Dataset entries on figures
# # # # # # #
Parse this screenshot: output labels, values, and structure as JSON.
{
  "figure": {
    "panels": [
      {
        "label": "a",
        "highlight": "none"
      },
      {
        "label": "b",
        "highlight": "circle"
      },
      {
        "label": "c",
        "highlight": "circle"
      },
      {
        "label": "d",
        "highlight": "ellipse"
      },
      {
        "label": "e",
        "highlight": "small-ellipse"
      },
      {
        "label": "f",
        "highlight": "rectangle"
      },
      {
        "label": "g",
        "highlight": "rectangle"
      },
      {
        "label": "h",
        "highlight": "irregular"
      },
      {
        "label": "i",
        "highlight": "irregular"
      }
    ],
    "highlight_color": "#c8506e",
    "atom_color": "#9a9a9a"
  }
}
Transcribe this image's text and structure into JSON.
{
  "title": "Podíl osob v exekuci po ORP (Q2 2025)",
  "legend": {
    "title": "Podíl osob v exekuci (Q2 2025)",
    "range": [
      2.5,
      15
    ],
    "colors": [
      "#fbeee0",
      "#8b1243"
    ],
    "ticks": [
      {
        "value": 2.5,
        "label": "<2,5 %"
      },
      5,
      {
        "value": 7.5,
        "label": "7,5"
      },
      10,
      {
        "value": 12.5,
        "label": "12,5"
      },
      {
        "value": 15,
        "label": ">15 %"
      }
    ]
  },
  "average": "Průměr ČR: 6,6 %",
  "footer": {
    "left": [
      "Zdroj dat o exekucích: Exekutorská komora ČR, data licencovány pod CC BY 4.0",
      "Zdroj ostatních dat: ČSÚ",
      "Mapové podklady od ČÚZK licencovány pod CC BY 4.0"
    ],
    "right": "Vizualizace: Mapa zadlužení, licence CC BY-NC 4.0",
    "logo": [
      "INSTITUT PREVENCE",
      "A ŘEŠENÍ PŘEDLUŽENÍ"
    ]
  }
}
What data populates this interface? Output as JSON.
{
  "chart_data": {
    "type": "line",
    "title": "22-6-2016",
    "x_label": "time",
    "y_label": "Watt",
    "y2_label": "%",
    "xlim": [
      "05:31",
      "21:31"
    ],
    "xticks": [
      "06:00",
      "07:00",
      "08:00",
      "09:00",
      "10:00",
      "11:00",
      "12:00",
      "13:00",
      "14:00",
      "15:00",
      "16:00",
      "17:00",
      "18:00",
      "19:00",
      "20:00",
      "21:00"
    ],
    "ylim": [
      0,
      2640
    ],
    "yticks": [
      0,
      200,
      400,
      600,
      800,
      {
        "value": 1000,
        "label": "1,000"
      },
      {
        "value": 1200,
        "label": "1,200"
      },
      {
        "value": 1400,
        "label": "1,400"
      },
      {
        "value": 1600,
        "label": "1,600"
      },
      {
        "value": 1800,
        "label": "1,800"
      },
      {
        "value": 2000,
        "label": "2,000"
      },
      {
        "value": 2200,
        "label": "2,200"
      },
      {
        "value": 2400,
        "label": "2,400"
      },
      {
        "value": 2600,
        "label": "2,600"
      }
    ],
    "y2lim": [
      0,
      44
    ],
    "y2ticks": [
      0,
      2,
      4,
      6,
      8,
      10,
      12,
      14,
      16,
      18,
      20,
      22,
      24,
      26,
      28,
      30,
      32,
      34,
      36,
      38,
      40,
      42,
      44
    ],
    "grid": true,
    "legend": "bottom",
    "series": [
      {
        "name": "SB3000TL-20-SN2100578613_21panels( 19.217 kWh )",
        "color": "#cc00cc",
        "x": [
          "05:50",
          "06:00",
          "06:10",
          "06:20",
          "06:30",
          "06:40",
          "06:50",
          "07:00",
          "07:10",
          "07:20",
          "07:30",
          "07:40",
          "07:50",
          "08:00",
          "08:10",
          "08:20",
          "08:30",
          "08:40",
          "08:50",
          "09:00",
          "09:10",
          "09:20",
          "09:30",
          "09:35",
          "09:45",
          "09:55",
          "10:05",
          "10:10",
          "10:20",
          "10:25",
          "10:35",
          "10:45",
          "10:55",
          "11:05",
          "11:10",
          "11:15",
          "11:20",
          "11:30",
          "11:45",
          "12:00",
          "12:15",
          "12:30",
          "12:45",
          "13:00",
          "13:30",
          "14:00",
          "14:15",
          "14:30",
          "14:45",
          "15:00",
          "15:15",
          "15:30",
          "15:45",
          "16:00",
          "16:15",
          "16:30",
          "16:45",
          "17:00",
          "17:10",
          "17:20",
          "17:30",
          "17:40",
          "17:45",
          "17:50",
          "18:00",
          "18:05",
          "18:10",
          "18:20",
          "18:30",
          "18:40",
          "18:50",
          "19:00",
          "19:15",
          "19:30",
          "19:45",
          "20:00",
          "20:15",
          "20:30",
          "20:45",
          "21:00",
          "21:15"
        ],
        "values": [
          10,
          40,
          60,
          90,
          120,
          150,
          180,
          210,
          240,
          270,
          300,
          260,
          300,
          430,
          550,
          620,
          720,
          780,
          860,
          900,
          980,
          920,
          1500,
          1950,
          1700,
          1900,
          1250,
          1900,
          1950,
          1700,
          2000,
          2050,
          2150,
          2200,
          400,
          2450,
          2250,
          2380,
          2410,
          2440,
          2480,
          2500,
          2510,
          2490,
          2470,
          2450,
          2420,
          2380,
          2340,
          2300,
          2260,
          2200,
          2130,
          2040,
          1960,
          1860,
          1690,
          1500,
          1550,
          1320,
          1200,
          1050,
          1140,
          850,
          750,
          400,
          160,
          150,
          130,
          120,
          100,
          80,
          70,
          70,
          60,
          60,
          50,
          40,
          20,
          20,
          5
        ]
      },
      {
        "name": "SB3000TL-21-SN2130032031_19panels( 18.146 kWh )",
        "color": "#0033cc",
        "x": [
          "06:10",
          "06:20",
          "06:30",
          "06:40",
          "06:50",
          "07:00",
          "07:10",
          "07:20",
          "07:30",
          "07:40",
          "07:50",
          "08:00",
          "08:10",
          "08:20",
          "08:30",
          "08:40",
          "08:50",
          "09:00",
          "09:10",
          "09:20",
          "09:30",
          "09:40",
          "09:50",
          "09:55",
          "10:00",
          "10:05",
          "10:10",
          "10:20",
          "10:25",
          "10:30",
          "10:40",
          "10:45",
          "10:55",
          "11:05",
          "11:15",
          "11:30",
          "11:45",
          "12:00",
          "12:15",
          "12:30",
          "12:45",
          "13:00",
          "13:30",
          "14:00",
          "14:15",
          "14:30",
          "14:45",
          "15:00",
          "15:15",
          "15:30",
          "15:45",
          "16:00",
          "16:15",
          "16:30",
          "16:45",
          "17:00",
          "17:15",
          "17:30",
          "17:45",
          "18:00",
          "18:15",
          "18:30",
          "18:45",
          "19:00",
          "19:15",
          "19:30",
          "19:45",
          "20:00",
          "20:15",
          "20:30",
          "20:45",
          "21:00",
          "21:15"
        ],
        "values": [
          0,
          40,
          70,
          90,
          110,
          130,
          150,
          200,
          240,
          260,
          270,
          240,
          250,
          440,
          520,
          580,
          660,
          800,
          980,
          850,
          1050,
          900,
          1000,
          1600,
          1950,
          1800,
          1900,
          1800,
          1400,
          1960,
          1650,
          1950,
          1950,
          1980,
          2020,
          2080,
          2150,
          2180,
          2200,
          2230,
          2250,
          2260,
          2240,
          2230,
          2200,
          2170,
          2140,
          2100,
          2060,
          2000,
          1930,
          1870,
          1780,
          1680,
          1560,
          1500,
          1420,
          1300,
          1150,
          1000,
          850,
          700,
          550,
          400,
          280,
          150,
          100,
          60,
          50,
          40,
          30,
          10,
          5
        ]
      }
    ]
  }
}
# # # # # # #
## Task instructions
From the data above, copy each line where the string "name" appears.

## Solution to this problem
        "name": "SB3000TL-20-SN2100578613_21panels( 19.217 kWh )",
        "name": "SB3000TL-21-SN2130032031_19panels( 18.146 kWh )",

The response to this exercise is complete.